Restate each of the lines below word for word and drop every picture.

(Dataset records on visual material)

BEGIN

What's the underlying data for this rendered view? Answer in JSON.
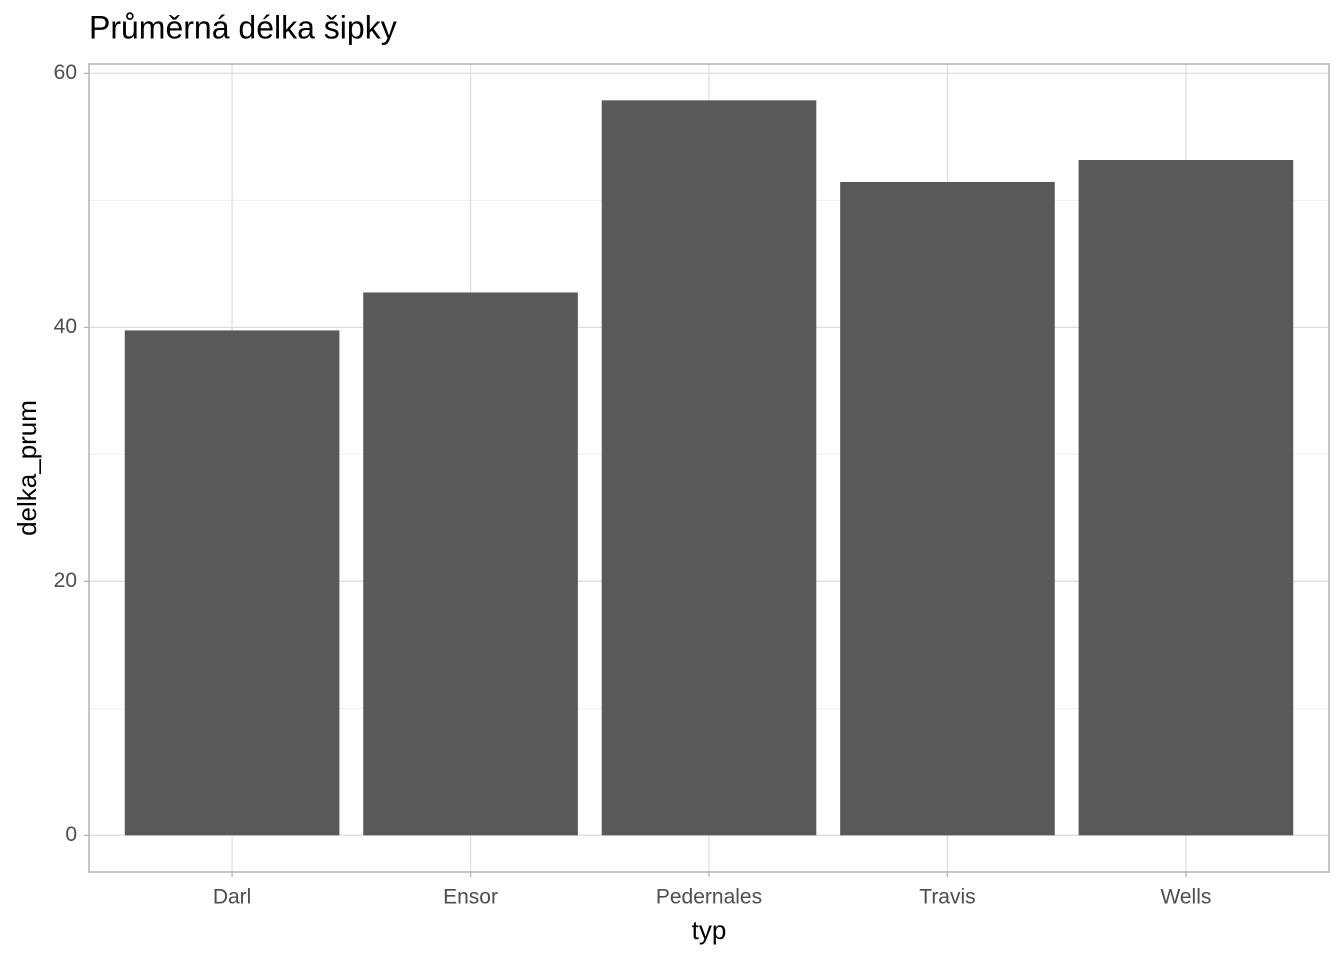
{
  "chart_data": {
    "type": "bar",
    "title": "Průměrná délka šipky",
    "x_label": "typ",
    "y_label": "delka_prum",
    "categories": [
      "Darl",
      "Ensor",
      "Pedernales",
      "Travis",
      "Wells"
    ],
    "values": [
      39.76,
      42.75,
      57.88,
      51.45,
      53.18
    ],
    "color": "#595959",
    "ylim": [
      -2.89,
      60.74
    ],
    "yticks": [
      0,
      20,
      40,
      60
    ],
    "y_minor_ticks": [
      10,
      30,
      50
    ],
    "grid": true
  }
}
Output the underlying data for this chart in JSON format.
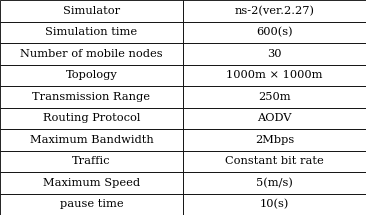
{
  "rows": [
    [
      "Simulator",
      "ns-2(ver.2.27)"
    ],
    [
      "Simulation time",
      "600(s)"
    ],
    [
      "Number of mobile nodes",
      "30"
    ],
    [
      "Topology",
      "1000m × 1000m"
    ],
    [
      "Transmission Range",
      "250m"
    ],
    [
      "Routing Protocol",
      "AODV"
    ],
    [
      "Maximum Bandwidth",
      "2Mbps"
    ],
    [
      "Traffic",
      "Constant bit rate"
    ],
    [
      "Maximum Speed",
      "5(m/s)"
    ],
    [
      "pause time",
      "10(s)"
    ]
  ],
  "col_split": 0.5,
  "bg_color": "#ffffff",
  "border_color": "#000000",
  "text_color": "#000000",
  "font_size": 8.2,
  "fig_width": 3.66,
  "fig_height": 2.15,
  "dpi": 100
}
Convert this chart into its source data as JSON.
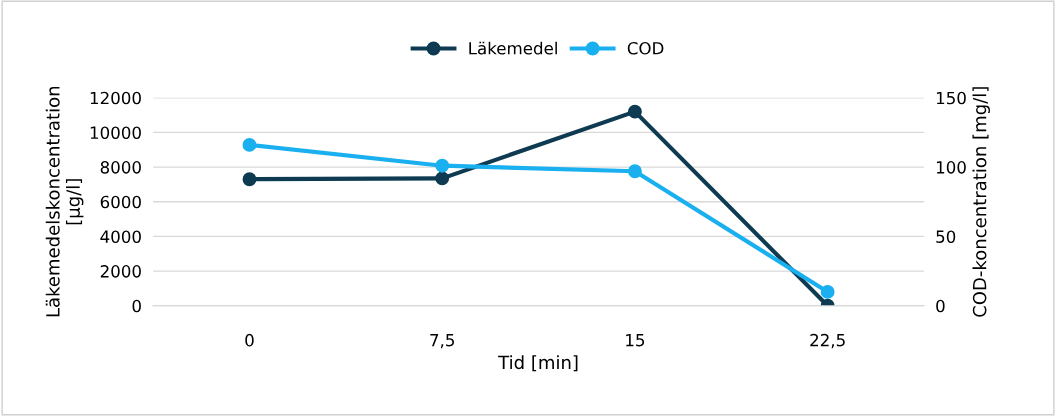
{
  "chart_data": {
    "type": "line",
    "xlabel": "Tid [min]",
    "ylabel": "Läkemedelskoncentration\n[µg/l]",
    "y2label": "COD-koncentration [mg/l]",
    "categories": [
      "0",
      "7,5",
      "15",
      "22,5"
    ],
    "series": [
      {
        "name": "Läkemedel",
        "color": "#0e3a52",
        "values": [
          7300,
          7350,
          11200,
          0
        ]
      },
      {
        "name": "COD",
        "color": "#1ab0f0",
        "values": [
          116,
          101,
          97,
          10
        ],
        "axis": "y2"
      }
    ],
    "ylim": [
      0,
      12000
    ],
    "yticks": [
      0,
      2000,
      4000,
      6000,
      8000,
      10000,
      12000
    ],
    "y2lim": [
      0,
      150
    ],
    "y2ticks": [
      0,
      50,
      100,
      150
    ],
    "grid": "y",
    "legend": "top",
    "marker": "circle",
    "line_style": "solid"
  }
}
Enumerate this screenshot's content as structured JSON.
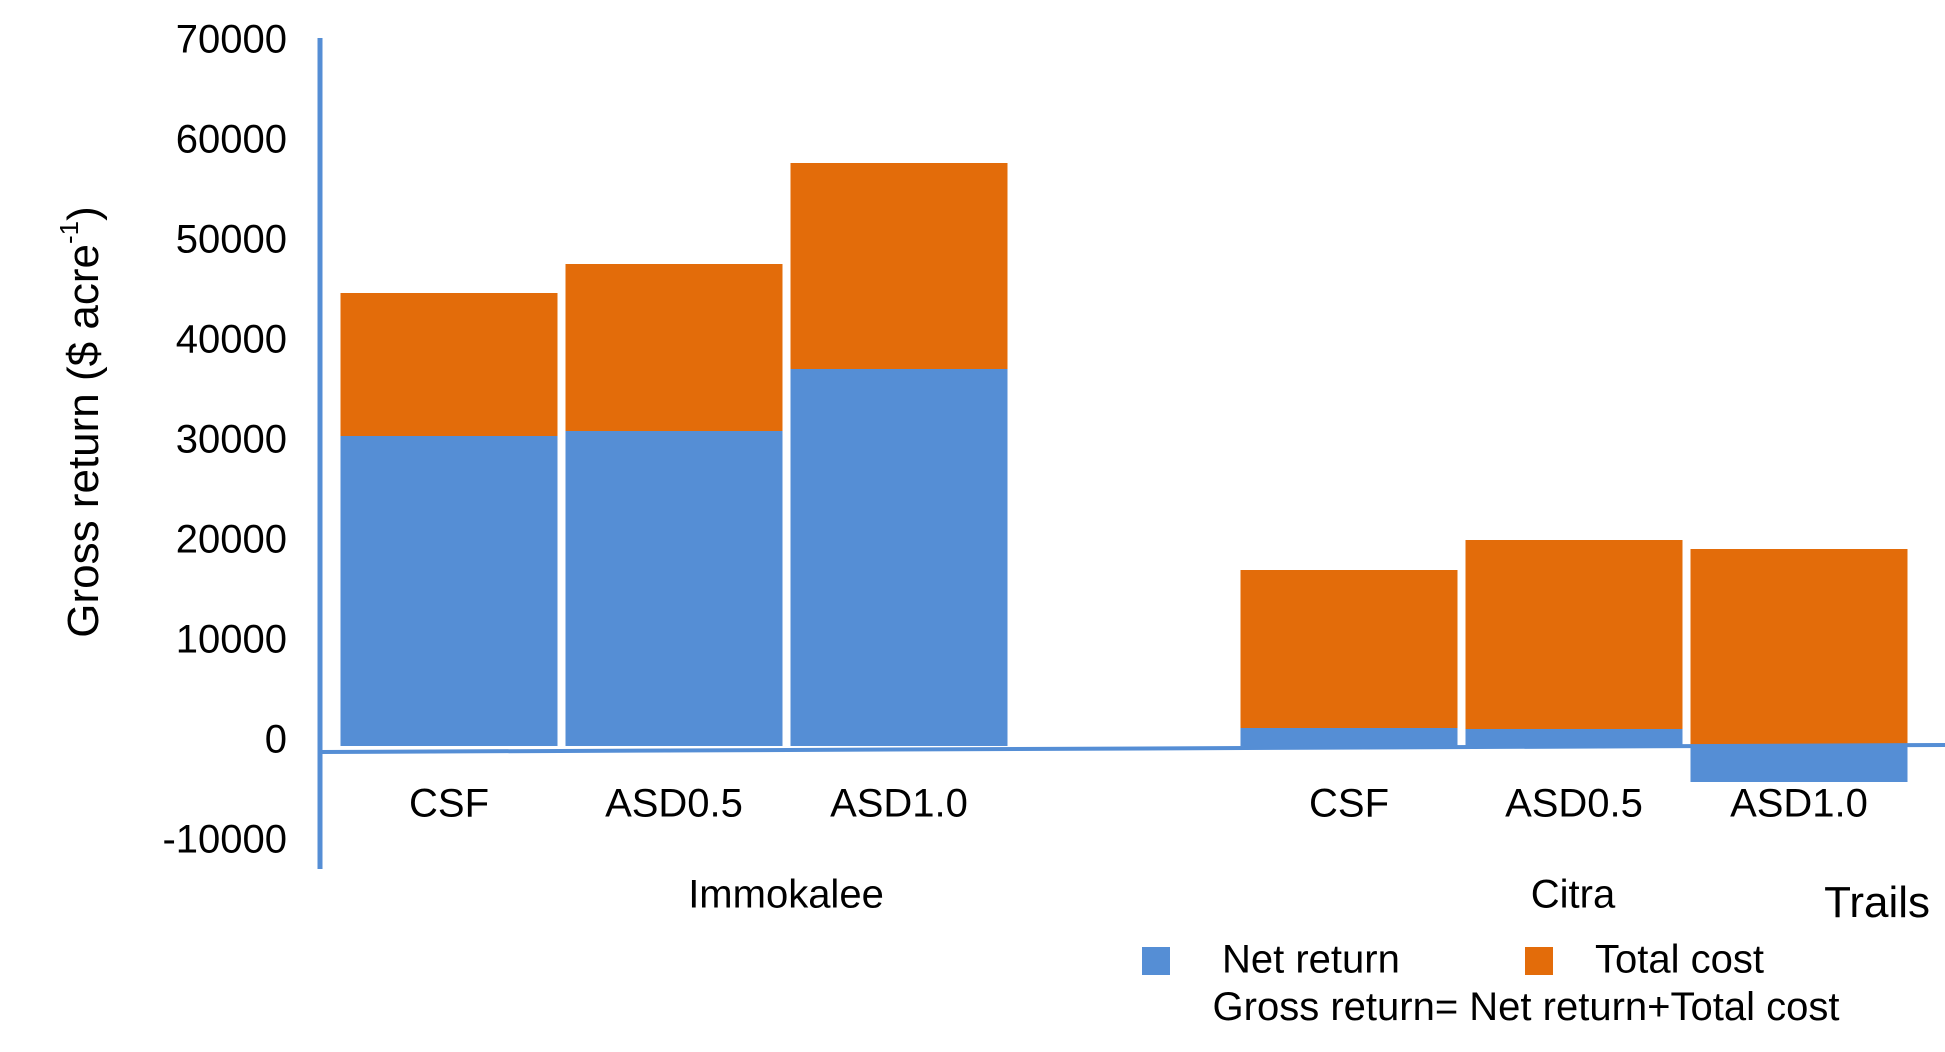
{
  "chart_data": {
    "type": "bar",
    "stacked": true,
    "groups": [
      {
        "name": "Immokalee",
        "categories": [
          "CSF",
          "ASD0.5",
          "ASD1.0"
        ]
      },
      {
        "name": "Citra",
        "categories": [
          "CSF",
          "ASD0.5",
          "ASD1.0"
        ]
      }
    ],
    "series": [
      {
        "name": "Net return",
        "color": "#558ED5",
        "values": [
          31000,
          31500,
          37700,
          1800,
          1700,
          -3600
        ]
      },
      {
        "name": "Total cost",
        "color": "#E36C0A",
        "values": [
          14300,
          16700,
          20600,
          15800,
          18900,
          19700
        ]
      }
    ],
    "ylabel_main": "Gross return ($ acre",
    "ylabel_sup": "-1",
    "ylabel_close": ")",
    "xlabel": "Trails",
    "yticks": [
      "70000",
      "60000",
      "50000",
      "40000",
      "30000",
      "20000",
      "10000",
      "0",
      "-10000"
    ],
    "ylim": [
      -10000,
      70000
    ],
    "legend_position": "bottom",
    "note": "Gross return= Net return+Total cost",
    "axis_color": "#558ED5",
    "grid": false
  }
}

END

# TASK RESULT:
What's the underlying data for this rendered view? Answer in JSON.
{
  "chart_data": {
    "type": "bar",
    "title": "Průměrná délka šipky",
    "x_label": "typ",
    "y_label": "delka_prum",
    "categories": [
      "Darl",
      "Ensor",
      "Pedernales",
      "Travis",
      "Wells"
    ],
    "values": [
      39.76,
      42.75,
      57.88,
      51.45,
      53.18
    ],
    "color": "#595959",
    "ylim": [
      -2.89,
      60.74
    ],
    "yticks": [
      0,
      20,
      40,
      60
    ],
    "y_minor_ticks": [
      10,
      30,
      50
    ],
    "grid": true
  }
}
Output the underlying data for this chart in JSON format.
{
  "rows": [
    [
      "Simulator",
      "ns-2(ver.2.27)"
    ],
    [
      "Simulation time",
      "600(s)"
    ],
    [
      "Number of mobile nodes",
      "30"
    ],
    [
      "Topology",
      "1000m × 1000m"
    ],
    [
      "Transmission Range",
      "250m"
    ],
    [
      "Routing Protocol",
      "AODV"
    ],
    [
      "Maximum Bandwidth",
      "2Mbps"
    ],
    [
      "Traffic",
      "Constant bit rate"
    ],
    [
      "Maximum Speed",
      "5(m/s)"
    ],
    [
      "pause time",
      "10(s)"
    ]
  ],
  "col_split": 0.5,
  "bg_color": "#ffffff",
  "border_color": "#000000",
  "text_color": "#000000",
  "font_size": 8.2,
  "fig_width": 3.66,
  "fig_height": 2.15,
  "dpi": 100
}
Convert this chart into its source data as JSON.
{
  "chart_data": {
    "type": "line",
    "xlabel": "Tid [min]",
    "ylabel": "Läkemedelskoncentration\n[µg/l]",
    "y2label": "COD-koncentration [mg/l]",
    "categories": [
      "0",
      "7,5",
      "15",
      "22,5"
    ],
    "series": [
      {
        "name": "Läkemedel",
        "color": "#0e3a52",
        "values": [
          7300,
          7350,
          11200,
          0
        ]
      },
      {
        "name": "COD",
        "color": "#1ab0f0",
        "values": [
          116,
          101,
          97,
          10
        ],
        "axis": "y2"
      }
    ],
    "ylim": [
      0,
      12000
    ],
    "yticks": [
      0,
      2000,
      4000,
      6000,
      8000,
      10000,
      12000
    ],
    "y2lim": [
      0,
      150
    ],
    "y2ticks": [
      0,
      50,
      100,
      150
    ],
    "grid": "y",
    "legend": "top",
    "marker": "circle",
    "line_style": "solid"
  }
}
Enumerate this screenshot's content as structured JSON.
{
  "chart_data": {
    "type": "bar",
    "stacked": true,
    "groups": [
      {
        "name": "Immokalee",
        "categories": [
          "CSF",
          "ASD0.5",
          "ASD1.0"
        ]
      },
      {
        "name": "Citra",
        "categories": [
          "CSF",
          "ASD0.5",
          "ASD1.0"
        ]
      }
    ],
    "series": [
      {
        "name": "Net return",
        "color": "#558ED5",
        "values": [
          31000,
          31500,
          37700,
          1800,
          1700,
          -3600
        ]
      },
      {
        "name": "Total cost",
        "color": "#E36C0A",
        "values": [
          14300,
          16700,
          20600,
          15800,
          18900,
          19700
        ]
      }
    ],
    "ylabel_main": "Gross return ($ acre",
    "ylabel_sup": "-1",
    "ylabel_close": ")",
    "xlabel": "Trails",
    "yticks": [
      "70000",
      "60000",
      "50000",
      "40000",
      "30000",
      "20000",
      "10000",
      "0",
      "-10000"
    ],
    "ylim": [
      -10000,
      70000
    ],
    "legend_position": "bottom",
    "note": "Gross return= Net return+Total cost",
    "axis_color": "#558ED5",
    "grid": false
  }
}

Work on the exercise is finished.